Given task →
Everything from the line that contains "Decode this image" through the last line of the listing must be copied exactly, with both of those lines included and no others.

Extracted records

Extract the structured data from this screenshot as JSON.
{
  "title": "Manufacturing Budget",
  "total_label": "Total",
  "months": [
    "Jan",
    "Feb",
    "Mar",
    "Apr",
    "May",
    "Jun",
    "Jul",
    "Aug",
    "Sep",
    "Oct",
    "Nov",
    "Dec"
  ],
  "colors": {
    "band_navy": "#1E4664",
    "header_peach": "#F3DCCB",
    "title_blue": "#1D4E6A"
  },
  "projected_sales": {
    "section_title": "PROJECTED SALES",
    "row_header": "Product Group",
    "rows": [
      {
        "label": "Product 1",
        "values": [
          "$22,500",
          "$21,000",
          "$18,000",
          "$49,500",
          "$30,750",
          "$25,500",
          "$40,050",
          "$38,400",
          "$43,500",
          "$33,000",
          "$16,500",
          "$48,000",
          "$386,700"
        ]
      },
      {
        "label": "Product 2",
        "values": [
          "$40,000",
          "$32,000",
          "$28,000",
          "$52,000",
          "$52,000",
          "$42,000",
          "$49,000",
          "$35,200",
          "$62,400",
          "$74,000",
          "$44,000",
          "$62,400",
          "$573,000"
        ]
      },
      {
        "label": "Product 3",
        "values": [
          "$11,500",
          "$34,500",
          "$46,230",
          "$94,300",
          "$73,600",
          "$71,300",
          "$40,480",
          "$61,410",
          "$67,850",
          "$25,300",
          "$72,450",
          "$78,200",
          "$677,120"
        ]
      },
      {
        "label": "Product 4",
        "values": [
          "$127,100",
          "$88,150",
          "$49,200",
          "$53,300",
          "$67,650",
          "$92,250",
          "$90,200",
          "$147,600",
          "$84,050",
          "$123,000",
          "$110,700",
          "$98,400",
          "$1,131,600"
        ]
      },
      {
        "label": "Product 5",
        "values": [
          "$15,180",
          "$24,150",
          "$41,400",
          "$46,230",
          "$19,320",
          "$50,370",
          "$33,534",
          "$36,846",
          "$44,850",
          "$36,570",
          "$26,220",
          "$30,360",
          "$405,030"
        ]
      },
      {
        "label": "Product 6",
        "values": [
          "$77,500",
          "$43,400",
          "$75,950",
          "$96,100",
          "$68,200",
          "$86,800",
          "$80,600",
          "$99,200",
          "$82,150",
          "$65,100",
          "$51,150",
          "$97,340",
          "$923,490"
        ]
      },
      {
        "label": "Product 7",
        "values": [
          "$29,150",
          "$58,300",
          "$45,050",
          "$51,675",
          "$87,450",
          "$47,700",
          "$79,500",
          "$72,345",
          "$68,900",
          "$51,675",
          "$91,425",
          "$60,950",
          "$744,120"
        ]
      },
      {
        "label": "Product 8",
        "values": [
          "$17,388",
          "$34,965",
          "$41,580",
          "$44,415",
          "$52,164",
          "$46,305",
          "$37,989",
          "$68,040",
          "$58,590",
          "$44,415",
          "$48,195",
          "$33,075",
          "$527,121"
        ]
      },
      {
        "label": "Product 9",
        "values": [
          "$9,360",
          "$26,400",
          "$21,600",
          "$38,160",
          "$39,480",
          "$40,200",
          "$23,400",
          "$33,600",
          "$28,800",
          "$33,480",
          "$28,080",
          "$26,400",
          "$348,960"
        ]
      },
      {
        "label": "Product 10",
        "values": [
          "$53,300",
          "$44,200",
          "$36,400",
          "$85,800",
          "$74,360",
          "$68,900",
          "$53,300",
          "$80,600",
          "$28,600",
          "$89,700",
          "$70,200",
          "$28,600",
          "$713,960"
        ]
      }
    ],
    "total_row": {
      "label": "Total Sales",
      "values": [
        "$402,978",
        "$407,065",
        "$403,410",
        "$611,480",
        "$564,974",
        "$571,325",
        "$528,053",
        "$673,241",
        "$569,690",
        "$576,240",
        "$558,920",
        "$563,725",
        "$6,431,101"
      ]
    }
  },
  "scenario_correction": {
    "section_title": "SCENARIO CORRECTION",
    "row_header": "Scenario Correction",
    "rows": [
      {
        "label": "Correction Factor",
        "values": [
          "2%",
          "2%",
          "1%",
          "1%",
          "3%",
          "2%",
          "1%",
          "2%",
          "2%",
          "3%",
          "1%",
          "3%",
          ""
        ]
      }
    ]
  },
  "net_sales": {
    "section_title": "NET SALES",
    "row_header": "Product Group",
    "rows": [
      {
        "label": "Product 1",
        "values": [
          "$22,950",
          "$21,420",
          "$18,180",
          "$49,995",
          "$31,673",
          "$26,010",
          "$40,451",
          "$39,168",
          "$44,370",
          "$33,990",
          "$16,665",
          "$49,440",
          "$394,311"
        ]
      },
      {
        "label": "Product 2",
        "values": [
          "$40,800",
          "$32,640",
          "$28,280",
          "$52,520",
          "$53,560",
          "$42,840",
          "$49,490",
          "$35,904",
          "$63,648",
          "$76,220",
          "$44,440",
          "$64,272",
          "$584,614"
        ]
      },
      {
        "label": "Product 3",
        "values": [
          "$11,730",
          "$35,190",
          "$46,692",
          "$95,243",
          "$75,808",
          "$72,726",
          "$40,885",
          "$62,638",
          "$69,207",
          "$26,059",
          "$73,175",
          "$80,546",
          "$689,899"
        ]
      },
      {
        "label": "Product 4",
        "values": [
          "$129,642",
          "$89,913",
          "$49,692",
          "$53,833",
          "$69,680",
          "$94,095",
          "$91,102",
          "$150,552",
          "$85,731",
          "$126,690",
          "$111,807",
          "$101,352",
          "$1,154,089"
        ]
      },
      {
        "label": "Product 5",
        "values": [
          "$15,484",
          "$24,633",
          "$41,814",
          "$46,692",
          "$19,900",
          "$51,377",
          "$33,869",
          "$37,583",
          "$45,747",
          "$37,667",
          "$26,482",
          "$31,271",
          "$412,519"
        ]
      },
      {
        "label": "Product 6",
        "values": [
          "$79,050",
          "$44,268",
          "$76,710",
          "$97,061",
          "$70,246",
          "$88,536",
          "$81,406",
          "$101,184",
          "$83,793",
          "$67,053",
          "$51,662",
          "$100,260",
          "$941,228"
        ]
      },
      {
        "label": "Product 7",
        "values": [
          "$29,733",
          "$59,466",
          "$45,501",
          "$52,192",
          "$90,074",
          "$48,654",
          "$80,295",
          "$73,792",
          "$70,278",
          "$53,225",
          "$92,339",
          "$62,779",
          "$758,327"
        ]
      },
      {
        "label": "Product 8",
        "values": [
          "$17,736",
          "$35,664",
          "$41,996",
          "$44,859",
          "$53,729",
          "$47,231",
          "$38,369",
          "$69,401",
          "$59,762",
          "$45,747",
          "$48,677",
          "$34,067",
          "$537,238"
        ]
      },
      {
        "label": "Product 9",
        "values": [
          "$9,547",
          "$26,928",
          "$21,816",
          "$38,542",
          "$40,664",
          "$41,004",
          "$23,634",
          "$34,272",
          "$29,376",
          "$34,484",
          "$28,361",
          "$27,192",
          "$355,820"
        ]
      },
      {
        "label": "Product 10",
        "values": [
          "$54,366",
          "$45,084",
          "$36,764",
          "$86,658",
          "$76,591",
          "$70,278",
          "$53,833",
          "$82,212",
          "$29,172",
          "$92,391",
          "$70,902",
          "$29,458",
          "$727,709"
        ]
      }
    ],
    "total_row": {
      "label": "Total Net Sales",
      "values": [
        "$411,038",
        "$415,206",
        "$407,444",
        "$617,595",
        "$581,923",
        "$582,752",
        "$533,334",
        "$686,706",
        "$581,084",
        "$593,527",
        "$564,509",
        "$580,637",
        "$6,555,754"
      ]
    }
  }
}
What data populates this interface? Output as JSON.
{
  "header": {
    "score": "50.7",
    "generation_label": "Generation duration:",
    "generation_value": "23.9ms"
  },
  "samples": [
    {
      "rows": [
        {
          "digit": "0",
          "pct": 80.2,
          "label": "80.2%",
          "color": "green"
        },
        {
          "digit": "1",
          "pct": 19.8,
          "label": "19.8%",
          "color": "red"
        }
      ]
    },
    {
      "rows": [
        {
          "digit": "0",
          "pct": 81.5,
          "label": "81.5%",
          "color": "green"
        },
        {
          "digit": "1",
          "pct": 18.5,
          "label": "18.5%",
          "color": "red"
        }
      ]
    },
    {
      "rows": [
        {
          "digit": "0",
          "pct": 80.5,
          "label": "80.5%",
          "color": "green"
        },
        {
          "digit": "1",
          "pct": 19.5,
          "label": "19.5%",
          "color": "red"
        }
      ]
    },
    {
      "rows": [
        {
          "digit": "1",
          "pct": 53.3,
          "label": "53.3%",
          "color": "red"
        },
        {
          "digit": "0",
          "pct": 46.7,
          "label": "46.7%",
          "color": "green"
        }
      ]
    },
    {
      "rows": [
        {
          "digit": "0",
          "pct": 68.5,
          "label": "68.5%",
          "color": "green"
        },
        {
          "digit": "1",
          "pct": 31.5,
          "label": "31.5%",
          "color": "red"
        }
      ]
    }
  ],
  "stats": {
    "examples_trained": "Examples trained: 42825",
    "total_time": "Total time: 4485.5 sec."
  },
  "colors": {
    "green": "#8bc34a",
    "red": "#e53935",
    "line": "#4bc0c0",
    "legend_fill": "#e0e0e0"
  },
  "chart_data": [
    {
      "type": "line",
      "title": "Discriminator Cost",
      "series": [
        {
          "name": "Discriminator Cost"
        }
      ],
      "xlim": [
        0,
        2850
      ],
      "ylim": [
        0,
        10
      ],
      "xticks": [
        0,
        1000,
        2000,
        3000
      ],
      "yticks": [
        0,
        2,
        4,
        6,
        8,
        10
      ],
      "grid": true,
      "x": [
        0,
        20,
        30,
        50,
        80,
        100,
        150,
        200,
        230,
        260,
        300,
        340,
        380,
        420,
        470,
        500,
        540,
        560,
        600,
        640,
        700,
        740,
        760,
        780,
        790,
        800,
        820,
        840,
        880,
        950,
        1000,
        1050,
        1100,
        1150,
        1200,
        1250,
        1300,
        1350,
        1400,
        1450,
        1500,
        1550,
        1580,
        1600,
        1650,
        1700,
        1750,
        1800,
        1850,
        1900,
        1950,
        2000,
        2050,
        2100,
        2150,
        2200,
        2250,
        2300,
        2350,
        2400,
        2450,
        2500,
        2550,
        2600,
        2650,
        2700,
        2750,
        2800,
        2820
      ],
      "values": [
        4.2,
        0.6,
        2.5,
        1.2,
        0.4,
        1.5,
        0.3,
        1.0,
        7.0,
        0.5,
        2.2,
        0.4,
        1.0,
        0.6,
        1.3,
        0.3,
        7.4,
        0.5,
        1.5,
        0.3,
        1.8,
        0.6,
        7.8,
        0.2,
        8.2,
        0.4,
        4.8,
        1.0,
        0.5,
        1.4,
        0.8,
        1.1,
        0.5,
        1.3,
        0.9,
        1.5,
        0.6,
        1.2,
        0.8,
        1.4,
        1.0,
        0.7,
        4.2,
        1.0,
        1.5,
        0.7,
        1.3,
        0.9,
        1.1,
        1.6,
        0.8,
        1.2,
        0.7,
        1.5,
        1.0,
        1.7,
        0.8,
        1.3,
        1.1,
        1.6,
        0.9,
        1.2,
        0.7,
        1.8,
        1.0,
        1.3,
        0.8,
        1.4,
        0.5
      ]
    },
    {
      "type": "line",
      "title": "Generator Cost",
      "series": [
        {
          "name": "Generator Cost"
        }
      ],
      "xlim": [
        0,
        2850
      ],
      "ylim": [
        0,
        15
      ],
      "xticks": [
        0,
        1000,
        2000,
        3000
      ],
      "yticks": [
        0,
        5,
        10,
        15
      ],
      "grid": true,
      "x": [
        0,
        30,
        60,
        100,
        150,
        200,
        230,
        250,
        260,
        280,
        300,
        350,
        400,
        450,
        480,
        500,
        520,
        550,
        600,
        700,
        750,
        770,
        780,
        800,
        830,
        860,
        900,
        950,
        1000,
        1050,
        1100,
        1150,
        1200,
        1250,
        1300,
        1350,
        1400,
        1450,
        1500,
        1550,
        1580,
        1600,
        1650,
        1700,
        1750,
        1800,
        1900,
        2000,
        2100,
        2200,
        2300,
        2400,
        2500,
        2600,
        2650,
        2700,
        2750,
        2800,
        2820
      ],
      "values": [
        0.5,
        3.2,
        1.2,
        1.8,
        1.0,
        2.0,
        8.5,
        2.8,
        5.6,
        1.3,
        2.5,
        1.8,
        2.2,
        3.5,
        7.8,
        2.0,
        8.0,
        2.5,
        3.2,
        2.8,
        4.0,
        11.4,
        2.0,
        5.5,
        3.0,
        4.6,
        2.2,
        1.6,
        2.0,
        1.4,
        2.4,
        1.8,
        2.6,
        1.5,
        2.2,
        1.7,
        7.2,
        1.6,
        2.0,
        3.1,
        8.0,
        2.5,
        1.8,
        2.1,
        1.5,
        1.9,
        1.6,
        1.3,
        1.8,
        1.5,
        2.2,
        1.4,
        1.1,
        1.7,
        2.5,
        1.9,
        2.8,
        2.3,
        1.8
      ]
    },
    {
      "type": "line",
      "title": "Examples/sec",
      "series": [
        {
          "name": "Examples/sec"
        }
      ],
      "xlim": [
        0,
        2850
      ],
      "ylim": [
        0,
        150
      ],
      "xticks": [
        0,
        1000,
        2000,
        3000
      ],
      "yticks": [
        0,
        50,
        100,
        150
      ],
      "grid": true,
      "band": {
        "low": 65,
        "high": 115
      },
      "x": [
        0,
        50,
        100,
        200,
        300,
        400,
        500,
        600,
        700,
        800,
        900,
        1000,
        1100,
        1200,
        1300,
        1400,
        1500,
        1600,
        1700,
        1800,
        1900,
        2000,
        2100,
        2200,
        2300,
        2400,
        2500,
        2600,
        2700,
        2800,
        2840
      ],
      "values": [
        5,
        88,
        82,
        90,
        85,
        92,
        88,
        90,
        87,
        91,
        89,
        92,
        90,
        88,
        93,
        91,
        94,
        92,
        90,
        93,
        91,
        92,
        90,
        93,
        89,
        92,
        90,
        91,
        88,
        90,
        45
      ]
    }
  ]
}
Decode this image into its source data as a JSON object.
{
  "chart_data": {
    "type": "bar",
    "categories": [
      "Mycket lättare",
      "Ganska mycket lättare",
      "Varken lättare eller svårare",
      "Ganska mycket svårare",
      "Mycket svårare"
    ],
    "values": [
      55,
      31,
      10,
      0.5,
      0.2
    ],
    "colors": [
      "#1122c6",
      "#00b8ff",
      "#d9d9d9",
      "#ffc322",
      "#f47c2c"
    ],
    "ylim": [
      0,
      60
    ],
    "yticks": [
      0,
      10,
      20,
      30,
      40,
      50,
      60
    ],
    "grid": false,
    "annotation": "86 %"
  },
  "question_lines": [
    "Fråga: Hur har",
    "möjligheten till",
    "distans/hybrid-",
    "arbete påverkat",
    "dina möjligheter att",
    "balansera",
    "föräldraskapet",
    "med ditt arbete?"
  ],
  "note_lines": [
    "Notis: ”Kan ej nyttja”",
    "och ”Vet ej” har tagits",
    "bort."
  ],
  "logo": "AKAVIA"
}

Result for this exercise →
Decode this image into its source data as a JSON object.
{
  "chart_data": {
    "type": "bar",
    "categories": [
      "Mycket lättare",
      "Ganska mycket lättare",
      "Varken lättare eller svårare",
      "Ganska mycket svårare",
      "Mycket svårare"
    ],
    "values": [
      55,
      31,
      10,
      0.5,
      0.2
    ],
    "colors": [
      "#1122c6",
      "#00b8ff",
      "#d9d9d9",
      "#ffc322",
      "#f47c2c"
    ],
    "ylim": [
      0,
      60
    ],
    "yticks": [
      0,
      10,
      20,
      30,
      40,
      50,
      60
    ],
    "grid": false,
    "annotation": "86 %"
  },
  "question_lines": [
    "Fråga: Hur har",
    "möjligheten till",
    "distans/hybrid-",
    "arbete påverkat",
    "dina möjligheter att",
    "balansera",
    "föräldraskapet",
    "med ditt arbete?"
  ],
  "note_lines": [
    "Notis: ”Kan ej nyttja”",
    "och ”Vet ej” har tagits",
    "bort."
  ],
  "logo": "AKAVIA"
}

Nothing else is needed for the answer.